====== EXCERTO DO TEXTO ======

Fonte. INE (Censos e Estatísticas Demográficas) & SEF

Com este contexto favorável, verificou-se também a diversificação da origem dos migrantes: além dos PALOP, aumentaram os fluxos do Brasil e da Europa de Leste (nomeadamente ucranianos, romenos e moldavos). A imigração brasileira conheceu duas fases: uma primeira de trabalhadores qualificados e uma segunda de migrantes com menores qualificações, em busca de melhores condições de vida.

No entanto, importa sublinhar que, mesmo com a entrada de novos imigrantes, Portugal continuava a ser um país com uma forte presença emigratória. Há milhões de portugueses e luso-descendentes a viver no estrangeiro​. As remessas enviadas por estas comunidades continuam a ser significativas para a economia nacional. A crise económica que se iniciou em 2008 veio introduzir novas dinâmicas. Por um lado, assistiu-se à desaceleração da imigração e ao aumento do retorno voluntário, sobretudo de brasileiros e cidadãos da Europa de Leste. Por outro, a emigração portuguesa voltou a intensificar-se, agora marcada por jovens qualificados, num fenómeno apelidado de “fuga de cérebros”. Entre os destinos mais procurados nesta nova vaga estão o Reino Unido, Alemanha, Suíça, Luxemburgo e, curiosamente, Angola e Moçambique.

Figura 2

Diversificação dos fluxos migratórios em Portugal

Fonte. INE (Censos e Estatísticas Demográficas) & SEF

Do ponto de vista qualitativo, a imigração alterou a paisagem social portuguesa. Verificou-se uma feminização crescente dos fluxos migratórios, a inserção dos migrantes em sectores menos qualificados (como a construção civil e os serviços pessoais), e uma polarização nas qualificações, com migrantes muito qualificados e outros com baixa escolaridade a coabitarem nos mesmos contextos urbanos​.

====== DADOS FORNECIDOS ======

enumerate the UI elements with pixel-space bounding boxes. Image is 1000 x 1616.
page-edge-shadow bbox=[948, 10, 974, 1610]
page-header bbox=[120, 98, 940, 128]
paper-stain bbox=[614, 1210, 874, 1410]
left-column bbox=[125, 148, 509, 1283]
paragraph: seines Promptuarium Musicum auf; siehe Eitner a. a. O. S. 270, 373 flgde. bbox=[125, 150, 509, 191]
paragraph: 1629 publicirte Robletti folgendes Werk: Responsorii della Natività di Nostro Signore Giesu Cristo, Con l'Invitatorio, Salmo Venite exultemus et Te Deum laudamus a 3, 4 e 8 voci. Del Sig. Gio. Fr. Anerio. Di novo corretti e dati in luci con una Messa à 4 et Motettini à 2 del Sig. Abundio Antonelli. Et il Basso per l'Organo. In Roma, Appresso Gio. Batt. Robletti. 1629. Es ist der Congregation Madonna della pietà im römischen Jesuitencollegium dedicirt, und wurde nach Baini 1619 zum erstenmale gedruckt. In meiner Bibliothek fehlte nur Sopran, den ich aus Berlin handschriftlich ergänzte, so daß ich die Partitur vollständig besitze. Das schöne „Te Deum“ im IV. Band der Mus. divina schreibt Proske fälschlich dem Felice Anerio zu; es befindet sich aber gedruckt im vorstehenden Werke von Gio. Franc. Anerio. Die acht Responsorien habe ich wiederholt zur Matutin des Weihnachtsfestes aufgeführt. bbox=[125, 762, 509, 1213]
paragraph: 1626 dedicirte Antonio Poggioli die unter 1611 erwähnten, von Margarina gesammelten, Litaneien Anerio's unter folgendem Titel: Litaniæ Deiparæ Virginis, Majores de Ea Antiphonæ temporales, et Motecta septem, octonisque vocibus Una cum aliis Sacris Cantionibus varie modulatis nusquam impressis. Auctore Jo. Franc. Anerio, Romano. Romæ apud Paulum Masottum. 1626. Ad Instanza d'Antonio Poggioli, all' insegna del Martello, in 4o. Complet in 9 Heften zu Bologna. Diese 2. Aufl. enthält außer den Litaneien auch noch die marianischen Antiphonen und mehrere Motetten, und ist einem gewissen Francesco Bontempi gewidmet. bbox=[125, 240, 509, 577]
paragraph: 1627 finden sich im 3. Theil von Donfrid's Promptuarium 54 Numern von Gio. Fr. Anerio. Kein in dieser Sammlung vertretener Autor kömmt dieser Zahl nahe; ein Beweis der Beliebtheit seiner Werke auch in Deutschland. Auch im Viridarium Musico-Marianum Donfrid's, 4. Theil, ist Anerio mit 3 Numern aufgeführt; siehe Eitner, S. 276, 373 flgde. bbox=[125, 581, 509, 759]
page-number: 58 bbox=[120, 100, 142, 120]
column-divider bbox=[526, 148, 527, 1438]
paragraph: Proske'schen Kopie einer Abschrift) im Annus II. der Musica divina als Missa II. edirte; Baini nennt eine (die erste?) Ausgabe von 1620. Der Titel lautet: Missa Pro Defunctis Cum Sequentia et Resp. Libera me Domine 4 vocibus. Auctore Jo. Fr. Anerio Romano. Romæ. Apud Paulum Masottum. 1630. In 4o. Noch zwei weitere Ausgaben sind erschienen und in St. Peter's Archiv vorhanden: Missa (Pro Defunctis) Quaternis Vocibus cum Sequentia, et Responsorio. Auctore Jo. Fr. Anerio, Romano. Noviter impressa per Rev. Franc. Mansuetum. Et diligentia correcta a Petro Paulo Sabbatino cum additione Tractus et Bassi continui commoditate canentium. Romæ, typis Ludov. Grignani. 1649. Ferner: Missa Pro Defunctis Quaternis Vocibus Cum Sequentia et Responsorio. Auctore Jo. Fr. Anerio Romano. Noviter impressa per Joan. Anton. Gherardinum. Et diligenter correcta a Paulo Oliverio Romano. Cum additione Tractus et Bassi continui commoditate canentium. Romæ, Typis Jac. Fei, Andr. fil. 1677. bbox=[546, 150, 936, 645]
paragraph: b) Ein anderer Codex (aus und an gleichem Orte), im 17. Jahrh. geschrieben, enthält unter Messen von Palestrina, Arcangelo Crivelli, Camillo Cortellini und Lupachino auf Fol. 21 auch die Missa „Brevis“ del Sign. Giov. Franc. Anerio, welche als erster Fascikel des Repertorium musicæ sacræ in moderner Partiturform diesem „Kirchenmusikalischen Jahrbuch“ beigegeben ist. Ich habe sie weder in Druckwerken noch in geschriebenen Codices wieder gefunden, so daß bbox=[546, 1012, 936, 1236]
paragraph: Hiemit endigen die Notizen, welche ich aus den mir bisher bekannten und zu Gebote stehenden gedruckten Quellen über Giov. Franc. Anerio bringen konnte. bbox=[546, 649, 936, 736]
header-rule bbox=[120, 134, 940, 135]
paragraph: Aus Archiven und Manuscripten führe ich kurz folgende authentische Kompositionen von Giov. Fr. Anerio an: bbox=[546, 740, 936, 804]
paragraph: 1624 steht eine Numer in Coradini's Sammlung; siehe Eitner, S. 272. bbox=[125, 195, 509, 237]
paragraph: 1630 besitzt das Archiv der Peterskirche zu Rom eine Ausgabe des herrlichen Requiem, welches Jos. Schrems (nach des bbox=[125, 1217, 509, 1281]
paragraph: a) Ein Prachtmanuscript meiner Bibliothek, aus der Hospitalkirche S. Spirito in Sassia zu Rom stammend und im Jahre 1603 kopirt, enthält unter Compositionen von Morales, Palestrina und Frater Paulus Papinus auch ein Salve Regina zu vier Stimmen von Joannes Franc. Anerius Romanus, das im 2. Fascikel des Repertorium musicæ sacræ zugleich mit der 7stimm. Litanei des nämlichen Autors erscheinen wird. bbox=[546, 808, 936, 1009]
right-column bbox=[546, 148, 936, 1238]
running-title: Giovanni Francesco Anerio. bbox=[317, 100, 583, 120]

======

> [TAREFA A]:
Resume em forma de lista o parágrafo do texto sobre as migrações em Portugal que começa por «No entanto, importa sublinhar». Mantém os factos principais.
> [TAREFA B]:
Dá seguimento ao texto sobre as migrações em Portugal a partir da sua última frase.
Estas entradas não fazem falta para nada.

> [RESPOSTA A]:
- Mesmo com a entrada de novos imigrantes, Portugal continuava a ter uma forte presença emigratória, com milhões de portugueses e luso-descendentes a viver no estrangeiro.
- As remessas enviadas por estas comunidades continuam a ser importantes para a economia nacional.
- A crise económica iniciada em 2008 trouxe novas dinâmicas:
  - a imigração abrandou e o retorno voluntário aumentou, sobretudo entre brasileiros e cidadãos da Europa de Leste;
  - a emigração portuguesa voltou a crescer, agora com jovens qualificados, no fenómeno chamado «fuga de cérebros».
- Os destinos mais procurados nesta nova vaga são o Reino Unido, a Alemanha, a Suíça, o Luxemburgo, Angola e Moçambique.

> [RESPOSTA B]:
Importa também salientar que as políticas migratórias em Portugal evoluíram. Passaram de uma postura mais reativa para uma abordagem integrada, com medidas de legalização, integração e acesso à nacionalidade portuguesa. A lei da nacionalidade e os mecanismos de regularização (ex: processo de 2001) foram fundamentais para consolidar a imigração legal e permitir o acesso de milhares de estrangeiros a direitos sociais e civis.

Quadro 1

Períodos Históricos Recentes de Migração de Portugal, 1950 – presente

Fonte. Adaptado de Padilla & Matias (s.d.), Migratory and nationality politics in Portugal

Do ponto de vista pessoal, considero esta transição um reflexo da maturidade de Portugal enquanto país europeu. A capacidade de receber, integrar e valorizar migrantes demonstra abertura e reconhecimento da diversidade. No entanto, é fundamental garantir que esta integração não se faz apenas no papel, mas que é acompanhada por políticas públicas eficazes e sensíveis à realidade de cada grupo.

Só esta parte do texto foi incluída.